Dataset records
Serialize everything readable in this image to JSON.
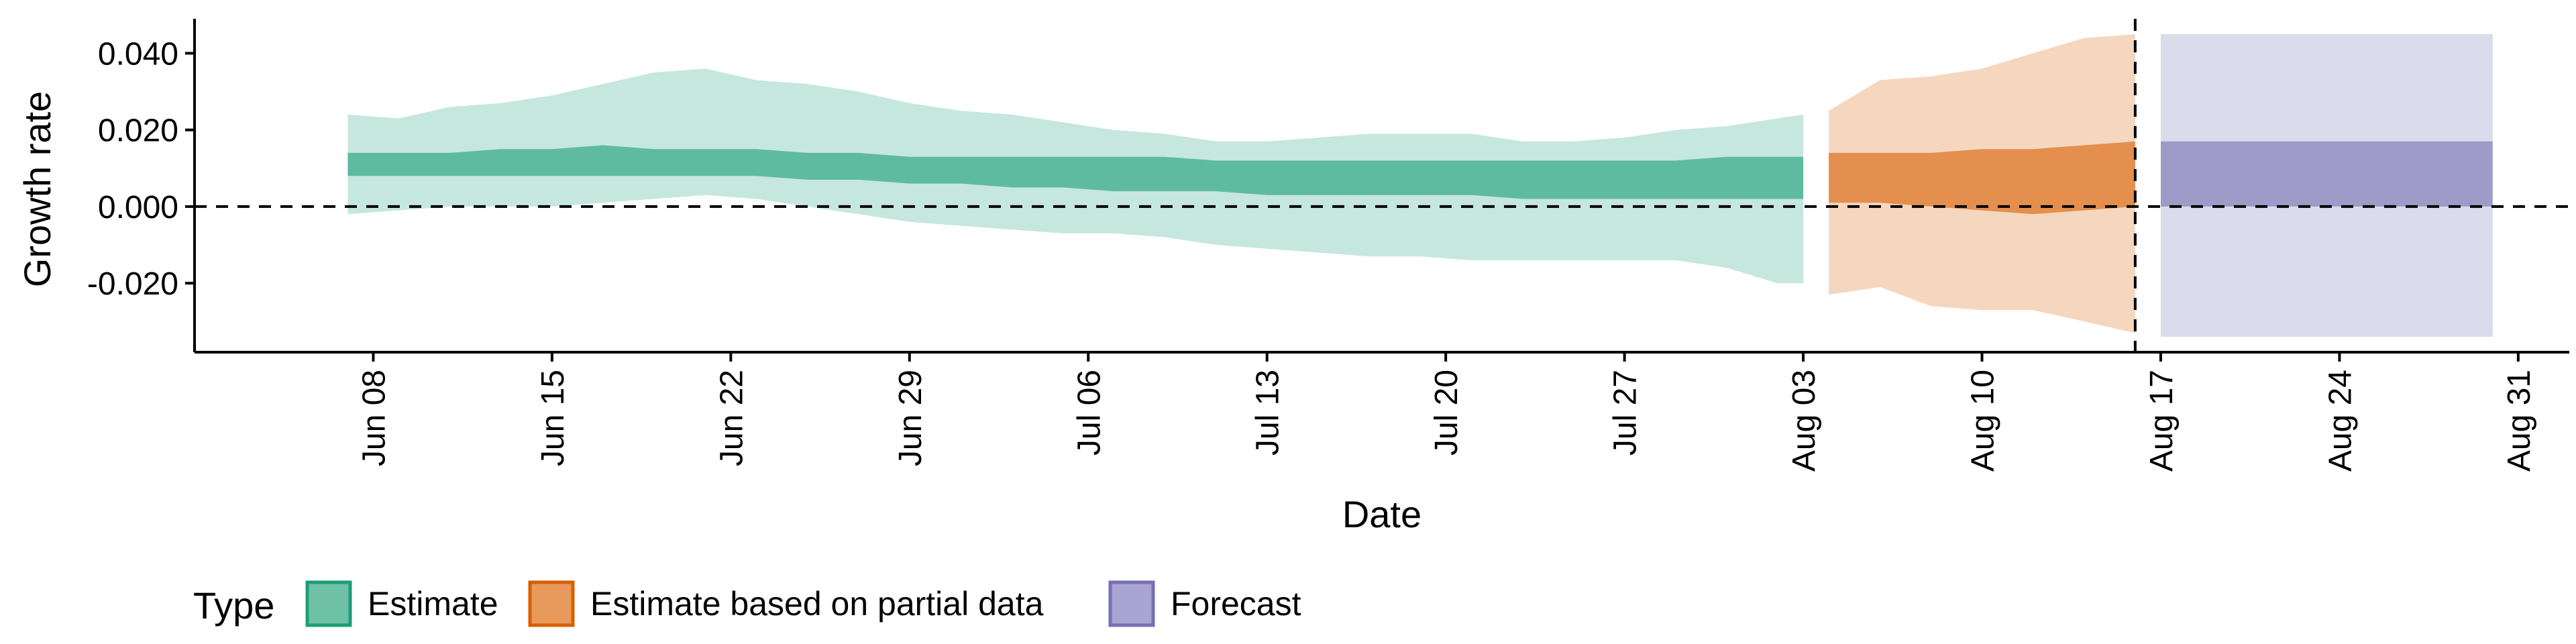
{
  "chart_data": {
    "type": "area",
    "xlabel": "Date",
    "ylabel": "Growth rate",
    "x_range": [
      "2020-06-01",
      "2020-09-02"
    ],
    "ylim": [
      -0.038,
      0.049
    ],
    "y_ticks": [
      {
        "value": -0.02,
        "label": "-0.020"
      },
      {
        "value": 0.0,
        "label": "0.000"
      },
      {
        "value": 0.02,
        "label": "0.020"
      },
      {
        "value": 0.04,
        "label": "0.040"
      }
    ],
    "x_ticks": [
      {
        "date": "2020-06-08",
        "label": "Jun 08"
      },
      {
        "date": "2020-06-15",
        "label": "Jun 15"
      },
      {
        "date": "2020-06-22",
        "label": "Jun 22"
      },
      {
        "date": "2020-06-29",
        "label": "Jun 29"
      },
      {
        "date": "2020-07-06",
        "label": "Jul 06"
      },
      {
        "date": "2020-07-13",
        "label": "Jul 13"
      },
      {
        "date": "2020-07-20",
        "label": "Jul 20"
      },
      {
        "date": "2020-07-27",
        "label": "Jul 27"
      },
      {
        "date": "2020-08-03",
        "label": "Aug 03"
      },
      {
        "date": "2020-08-10",
        "label": "Aug 10"
      },
      {
        "date": "2020-08-17",
        "label": "Aug 17"
      },
      {
        "date": "2020-08-24",
        "label": "Aug 24"
      },
      {
        "date": "2020-08-31",
        "label": "Aug 31"
      }
    ],
    "grid": false,
    "reference_lines": {
      "horizontal_y": 0.0,
      "vertical_date": "2020-08-16"
    },
    "legend": {
      "title": "Type",
      "position": "bottom-left",
      "entries": [
        {
          "label": "Estimate",
          "color": "#6fc1a6"
        },
        {
          "label": "Estimate based on partial data",
          "color": "#e8995c"
        },
        {
          "label": "Forecast",
          "color": "#a9a4d2"
        }
      ]
    },
    "series": [
      {
        "name": "Estimate",
        "fill_color": "#1b9e77",
        "outer_opacity": 0.25,
        "inner_opacity": 0.6,
        "points": [
          {
            "date": "2020-06-07",
            "lo90": -0.002,
            "lo50": 0.008,
            "hi50": 0.014,
            "hi90": 0.024
          },
          {
            "date": "2020-06-09",
            "lo90": -0.001,
            "lo50": 0.008,
            "hi50": 0.014,
            "hi90": 0.023
          },
          {
            "date": "2020-06-11",
            "lo90": 0.0,
            "lo50": 0.008,
            "hi50": 0.014,
            "hi90": 0.026
          },
          {
            "date": "2020-06-13",
            "lo90": 0.0,
            "lo50": 0.008,
            "hi50": 0.015,
            "hi90": 0.027
          },
          {
            "date": "2020-06-15",
            "lo90": 0.0,
            "lo50": 0.008,
            "hi50": 0.015,
            "hi90": 0.029
          },
          {
            "date": "2020-06-17",
            "lo90": 0.001,
            "lo50": 0.008,
            "hi50": 0.016,
            "hi90": 0.032
          },
          {
            "date": "2020-06-19",
            "lo90": 0.002,
            "lo50": 0.008,
            "hi50": 0.015,
            "hi90": 0.035
          },
          {
            "date": "2020-06-21",
            "lo90": 0.003,
            "lo50": 0.008,
            "hi50": 0.015,
            "hi90": 0.036
          },
          {
            "date": "2020-06-23",
            "lo90": 0.002,
            "lo50": 0.008,
            "hi50": 0.015,
            "hi90": 0.033
          },
          {
            "date": "2020-06-25",
            "lo90": 0.0,
            "lo50": 0.007,
            "hi50": 0.014,
            "hi90": 0.032
          },
          {
            "date": "2020-06-27",
            "lo90": -0.002,
            "lo50": 0.007,
            "hi50": 0.014,
            "hi90": 0.03
          },
          {
            "date": "2020-06-29",
            "lo90": -0.004,
            "lo50": 0.006,
            "hi50": 0.013,
            "hi90": 0.027
          },
          {
            "date": "2020-07-01",
            "lo90": -0.005,
            "lo50": 0.006,
            "hi50": 0.013,
            "hi90": 0.025
          },
          {
            "date": "2020-07-03",
            "lo90": -0.006,
            "lo50": 0.005,
            "hi50": 0.013,
            "hi90": 0.024
          },
          {
            "date": "2020-07-05",
            "lo90": -0.007,
            "lo50": 0.005,
            "hi50": 0.013,
            "hi90": 0.022
          },
          {
            "date": "2020-07-07",
            "lo90": -0.007,
            "lo50": 0.004,
            "hi50": 0.013,
            "hi90": 0.02
          },
          {
            "date": "2020-07-09",
            "lo90": -0.008,
            "lo50": 0.004,
            "hi50": 0.013,
            "hi90": 0.019
          },
          {
            "date": "2020-07-11",
            "lo90": -0.01,
            "lo50": 0.004,
            "hi50": 0.012,
            "hi90": 0.017
          },
          {
            "date": "2020-07-13",
            "lo90": -0.011,
            "lo50": 0.003,
            "hi50": 0.012,
            "hi90": 0.017
          },
          {
            "date": "2020-07-15",
            "lo90": -0.012,
            "lo50": 0.003,
            "hi50": 0.012,
            "hi90": 0.018
          },
          {
            "date": "2020-07-17",
            "lo90": -0.013,
            "lo50": 0.003,
            "hi50": 0.012,
            "hi90": 0.019
          },
          {
            "date": "2020-07-19",
            "lo90": -0.013,
            "lo50": 0.003,
            "hi50": 0.012,
            "hi90": 0.019
          },
          {
            "date": "2020-07-21",
            "lo90": -0.014,
            "lo50": 0.003,
            "hi50": 0.012,
            "hi90": 0.019
          },
          {
            "date": "2020-07-23",
            "lo90": -0.014,
            "lo50": 0.002,
            "hi50": 0.012,
            "hi90": 0.017
          },
          {
            "date": "2020-07-25",
            "lo90": -0.014,
            "lo50": 0.002,
            "hi50": 0.012,
            "hi90": 0.017
          },
          {
            "date": "2020-07-27",
            "lo90": -0.014,
            "lo50": 0.002,
            "hi50": 0.012,
            "hi90": 0.018
          },
          {
            "date": "2020-07-29",
            "lo90": -0.014,
            "lo50": 0.002,
            "hi50": 0.012,
            "hi90": 0.02
          },
          {
            "date": "2020-07-31",
            "lo90": -0.016,
            "lo50": 0.002,
            "hi50": 0.013,
            "hi90": 0.021
          },
          {
            "date": "2020-08-02",
            "lo90": -0.02,
            "lo50": 0.002,
            "hi50": 0.013,
            "hi90": 0.023
          },
          {
            "date": "2020-08-03",
            "lo90": -0.02,
            "lo50": 0.002,
            "hi50": 0.013,
            "hi90": 0.024
          }
        ]
      },
      {
        "name": "Estimate based on partial data",
        "fill_color": "#d95f02",
        "outer_opacity": 0.25,
        "inner_opacity": 0.6,
        "points": [
          {
            "date": "2020-08-04",
            "lo90": -0.023,
            "lo50": 0.001,
            "hi50": 0.014,
            "hi90": 0.025
          },
          {
            "date": "2020-08-06",
            "lo90": -0.021,
            "lo50": 0.001,
            "hi50": 0.014,
            "hi90": 0.033
          },
          {
            "date": "2020-08-08",
            "lo90": -0.026,
            "lo50": 0.0,
            "hi50": 0.014,
            "hi90": 0.034
          },
          {
            "date": "2020-08-10",
            "lo90": -0.027,
            "lo50": -0.001,
            "hi50": 0.015,
            "hi90": 0.036
          },
          {
            "date": "2020-08-12",
            "lo90": -0.027,
            "lo50": -0.002,
            "hi50": 0.015,
            "hi90": 0.04
          },
          {
            "date": "2020-08-14",
            "lo90": -0.03,
            "lo50": -0.001,
            "hi50": 0.016,
            "hi90": 0.044
          },
          {
            "date": "2020-08-16",
            "lo90": -0.033,
            "lo50": 0.0,
            "hi50": 0.017,
            "hi90": 0.045
          }
        ]
      },
      {
        "name": "Forecast",
        "fill_color": "#7570b3",
        "outer_opacity": 0.25,
        "inner_opacity": 0.6,
        "points": [
          {
            "date": "2020-08-17",
            "lo90": -0.034,
            "lo50": 0.0,
            "hi50": 0.017,
            "hi90": 0.045
          },
          {
            "date": "2020-08-30",
            "lo90": -0.034,
            "lo50": 0.0,
            "hi50": 0.017,
            "hi90": 0.045
          }
        ]
      }
    ]
  }
}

Problem description: What is the number of lines in the listing that contain the string "name"? Reply with that number alone.

Response to the exercise: 3